----- Texto extraído

Alerta en Guerrero por hallazgo de tres cuerpos; uno era guardia nacional
El hallazgo de tres cuerpos en un tramo de la carretera federal México-Acapulco reavivó la tensión en la región centro de Guerrero, donde operativos recientes han puesto a prueba la capacidad institucional. La Fiscalía General del Estado de Guerrero informó que uno de los fallecidos fue identificado como miembro de la Guardia Nacional.
Según la Fiscalía, los cuerpos fueron localizados en la carpeta asfáltica y las inmediaciones fueron aseguradas por elementos de seguridad para realizar el peritaje y el levantamiento. La Guardia Nacional confirmó la pérdida de uno de sus elementos y dijo colaborar con la investigación que la Fiscalía abrió como carpeta de investigación para determinar causas y responsables.
Las autoridades no han precisado con claridad el móvil del crimen ni si existe relación directa con los operativos desplegados en las últimas semanas en municipios de la región centro. Testimonios de habitantes y comerciantes consultados por este diario describen una sensación creciente de inseguridad: cierres de negocios, menos transporte de carga y la desconfianza que deja ver la violencia como una sombra que no se va.
Este episodio pone en evidencia dos problemas que van de la mano: por un lado, la necesidad de operativos efectivos que reduzcan la violencia; por otro, la urgencia de investigaciones transparentes y la protección de la ciudadanía. Las políticas de seguridad suelen presentarse como curitas temporales; si no se combinan con investigación, justicia y prevención social, la herida no cicatriza.

----------

Tareas del ejercicio:
• A. Responde con base en la nota sobre el hallazgo en Guerrero:
(i) ¿En qué carretera se localizaron los tres cuerpos?
(ii) ¿Qué institución informó que uno de los fallecidos era miembro de la Guardia Nacional?
(iii) ¿Qué señales de inseguridad describen los habitantes y comerciantes consultados?
• B. Prosigue la nota sobre el hallazgo en Guerrero a partir de su última oración.

----- Datos en estudio

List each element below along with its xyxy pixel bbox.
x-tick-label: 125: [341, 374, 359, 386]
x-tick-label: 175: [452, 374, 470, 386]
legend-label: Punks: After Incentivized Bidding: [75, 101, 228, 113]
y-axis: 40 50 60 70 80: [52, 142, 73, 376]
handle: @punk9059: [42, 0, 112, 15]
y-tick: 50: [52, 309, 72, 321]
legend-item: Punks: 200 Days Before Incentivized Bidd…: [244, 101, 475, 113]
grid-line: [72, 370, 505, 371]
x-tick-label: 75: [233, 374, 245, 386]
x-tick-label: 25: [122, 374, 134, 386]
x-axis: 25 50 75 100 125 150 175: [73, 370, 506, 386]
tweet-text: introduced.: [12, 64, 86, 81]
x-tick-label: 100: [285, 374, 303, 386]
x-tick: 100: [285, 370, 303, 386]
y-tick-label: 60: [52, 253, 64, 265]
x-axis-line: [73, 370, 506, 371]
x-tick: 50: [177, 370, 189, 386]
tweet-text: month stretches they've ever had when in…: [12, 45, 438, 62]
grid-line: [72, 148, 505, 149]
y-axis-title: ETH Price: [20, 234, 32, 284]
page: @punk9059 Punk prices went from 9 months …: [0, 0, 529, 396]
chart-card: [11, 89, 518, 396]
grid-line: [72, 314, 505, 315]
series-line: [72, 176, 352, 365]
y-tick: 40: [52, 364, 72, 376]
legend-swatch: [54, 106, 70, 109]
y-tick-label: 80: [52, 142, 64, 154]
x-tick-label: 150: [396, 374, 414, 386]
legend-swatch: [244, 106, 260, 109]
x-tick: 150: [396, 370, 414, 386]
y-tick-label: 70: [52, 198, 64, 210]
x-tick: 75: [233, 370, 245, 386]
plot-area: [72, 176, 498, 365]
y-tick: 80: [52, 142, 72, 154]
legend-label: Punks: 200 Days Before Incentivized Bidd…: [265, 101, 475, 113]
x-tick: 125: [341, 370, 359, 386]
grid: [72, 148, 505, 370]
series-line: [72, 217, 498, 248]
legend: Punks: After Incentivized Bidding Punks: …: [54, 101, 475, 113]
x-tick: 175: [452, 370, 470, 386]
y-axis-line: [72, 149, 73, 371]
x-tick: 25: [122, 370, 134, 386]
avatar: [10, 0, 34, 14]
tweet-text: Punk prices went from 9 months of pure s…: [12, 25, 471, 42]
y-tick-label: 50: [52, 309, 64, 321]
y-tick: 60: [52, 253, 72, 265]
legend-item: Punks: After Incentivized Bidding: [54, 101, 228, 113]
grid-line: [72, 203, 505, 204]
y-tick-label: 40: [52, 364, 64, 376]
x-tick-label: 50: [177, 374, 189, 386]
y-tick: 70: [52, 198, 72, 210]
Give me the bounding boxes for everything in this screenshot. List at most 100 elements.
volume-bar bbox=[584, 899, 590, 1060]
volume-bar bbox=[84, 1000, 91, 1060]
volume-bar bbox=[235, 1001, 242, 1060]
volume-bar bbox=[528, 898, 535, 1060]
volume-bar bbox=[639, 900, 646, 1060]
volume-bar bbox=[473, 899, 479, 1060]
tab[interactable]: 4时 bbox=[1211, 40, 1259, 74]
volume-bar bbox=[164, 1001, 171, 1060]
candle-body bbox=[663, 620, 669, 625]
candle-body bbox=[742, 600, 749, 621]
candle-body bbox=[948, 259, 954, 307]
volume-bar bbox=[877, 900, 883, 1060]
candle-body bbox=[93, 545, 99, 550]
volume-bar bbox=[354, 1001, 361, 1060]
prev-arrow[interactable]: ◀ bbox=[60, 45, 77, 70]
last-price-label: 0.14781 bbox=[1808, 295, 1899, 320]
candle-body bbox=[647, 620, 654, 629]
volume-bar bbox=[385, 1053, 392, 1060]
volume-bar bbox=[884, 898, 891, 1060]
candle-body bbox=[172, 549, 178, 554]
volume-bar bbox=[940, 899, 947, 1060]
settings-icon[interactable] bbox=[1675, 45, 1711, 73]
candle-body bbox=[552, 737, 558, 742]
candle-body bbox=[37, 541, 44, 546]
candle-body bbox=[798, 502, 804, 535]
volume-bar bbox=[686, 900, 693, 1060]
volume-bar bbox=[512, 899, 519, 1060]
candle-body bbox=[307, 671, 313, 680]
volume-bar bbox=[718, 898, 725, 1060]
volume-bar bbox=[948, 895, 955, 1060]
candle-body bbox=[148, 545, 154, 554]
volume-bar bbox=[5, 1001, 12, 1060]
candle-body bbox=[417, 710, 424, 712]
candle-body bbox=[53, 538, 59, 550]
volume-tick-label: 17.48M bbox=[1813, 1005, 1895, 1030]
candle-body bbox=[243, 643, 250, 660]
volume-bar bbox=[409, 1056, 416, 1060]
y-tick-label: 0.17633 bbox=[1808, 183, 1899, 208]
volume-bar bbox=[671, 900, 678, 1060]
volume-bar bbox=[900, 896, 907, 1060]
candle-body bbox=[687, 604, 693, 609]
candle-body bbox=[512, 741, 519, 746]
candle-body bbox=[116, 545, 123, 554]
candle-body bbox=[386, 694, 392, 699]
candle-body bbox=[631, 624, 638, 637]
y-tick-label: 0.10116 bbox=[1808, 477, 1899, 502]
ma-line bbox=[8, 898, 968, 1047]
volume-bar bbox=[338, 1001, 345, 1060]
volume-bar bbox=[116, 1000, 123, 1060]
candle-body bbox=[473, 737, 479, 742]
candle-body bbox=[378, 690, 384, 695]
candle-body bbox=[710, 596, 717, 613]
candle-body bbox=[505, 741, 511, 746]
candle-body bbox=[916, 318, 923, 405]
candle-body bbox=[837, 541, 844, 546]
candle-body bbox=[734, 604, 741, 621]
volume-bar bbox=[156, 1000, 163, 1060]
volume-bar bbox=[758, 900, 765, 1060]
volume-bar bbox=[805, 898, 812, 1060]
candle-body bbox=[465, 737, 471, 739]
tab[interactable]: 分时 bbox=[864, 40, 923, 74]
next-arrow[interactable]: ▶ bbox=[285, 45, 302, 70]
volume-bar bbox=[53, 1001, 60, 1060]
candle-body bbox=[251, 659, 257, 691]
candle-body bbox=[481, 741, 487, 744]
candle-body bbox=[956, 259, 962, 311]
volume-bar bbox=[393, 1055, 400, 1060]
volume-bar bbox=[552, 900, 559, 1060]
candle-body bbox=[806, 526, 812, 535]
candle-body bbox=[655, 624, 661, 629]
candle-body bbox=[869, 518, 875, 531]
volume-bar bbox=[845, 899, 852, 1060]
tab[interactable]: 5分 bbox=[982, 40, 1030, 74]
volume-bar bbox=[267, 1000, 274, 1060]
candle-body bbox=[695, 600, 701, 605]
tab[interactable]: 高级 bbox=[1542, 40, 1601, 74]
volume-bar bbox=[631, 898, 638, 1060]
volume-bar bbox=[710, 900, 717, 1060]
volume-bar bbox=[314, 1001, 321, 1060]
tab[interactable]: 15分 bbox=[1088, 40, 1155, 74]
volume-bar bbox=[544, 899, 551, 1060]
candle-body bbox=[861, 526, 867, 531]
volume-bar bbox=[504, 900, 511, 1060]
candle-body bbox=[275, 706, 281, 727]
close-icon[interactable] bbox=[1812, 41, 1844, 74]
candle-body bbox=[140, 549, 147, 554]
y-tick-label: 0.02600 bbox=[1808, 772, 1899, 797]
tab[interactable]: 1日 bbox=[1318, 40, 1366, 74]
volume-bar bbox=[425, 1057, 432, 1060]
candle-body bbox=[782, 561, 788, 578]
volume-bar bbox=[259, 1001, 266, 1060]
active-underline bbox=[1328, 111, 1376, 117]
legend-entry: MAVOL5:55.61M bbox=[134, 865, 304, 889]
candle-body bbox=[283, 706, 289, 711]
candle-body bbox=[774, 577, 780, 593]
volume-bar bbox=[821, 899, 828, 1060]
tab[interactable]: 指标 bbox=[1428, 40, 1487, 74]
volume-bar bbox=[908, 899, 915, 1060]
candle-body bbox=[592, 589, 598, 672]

----------

Respuestas por tarea:
• A.
(i) En un tramo de la carretera federal México-Acapulco.
(ii) La Fiscalía General del Estado de Guerrero.
(iii) Cierres de negocios, menos transporte de carga y desconfianza.

• B.
Organizaciones locales y vecinos han solicitado a la Fiscalía General del Estado de Guerrero mayor claridad en las actuaciones y a la Guardia Nacional garantías sobre la seguridad de su personal y de la población. Expertos en seguridad consultados subrayan que una respuesta sólo policial es insuficiente: hacen falta acompañamiento social, programas de prevención y mecanismos de rendición de cuentas.
Mientras tanto, la carretera federal México-Acapulco permaneció parcialmente resguardada durante las diligencias, lo que afectó la movilidad en la zona. La Fiscalía y la Guardia Nacional informaron que seguirán recabando pruebas y entrevistando testigos para esclarecer los hechos y determinar si este hallazgo está vinculado con grupos delictivos o a disputas internas.
La noticia, remitida por la Fiscalía General del Estado de Guerrero y con colaboración de la Guardia Nacional, abre de nuevo el debate sobre el balance entre operativos represivos y políticas públicas de largo plazo que atiendan las raíces del conflicto en Guerrero.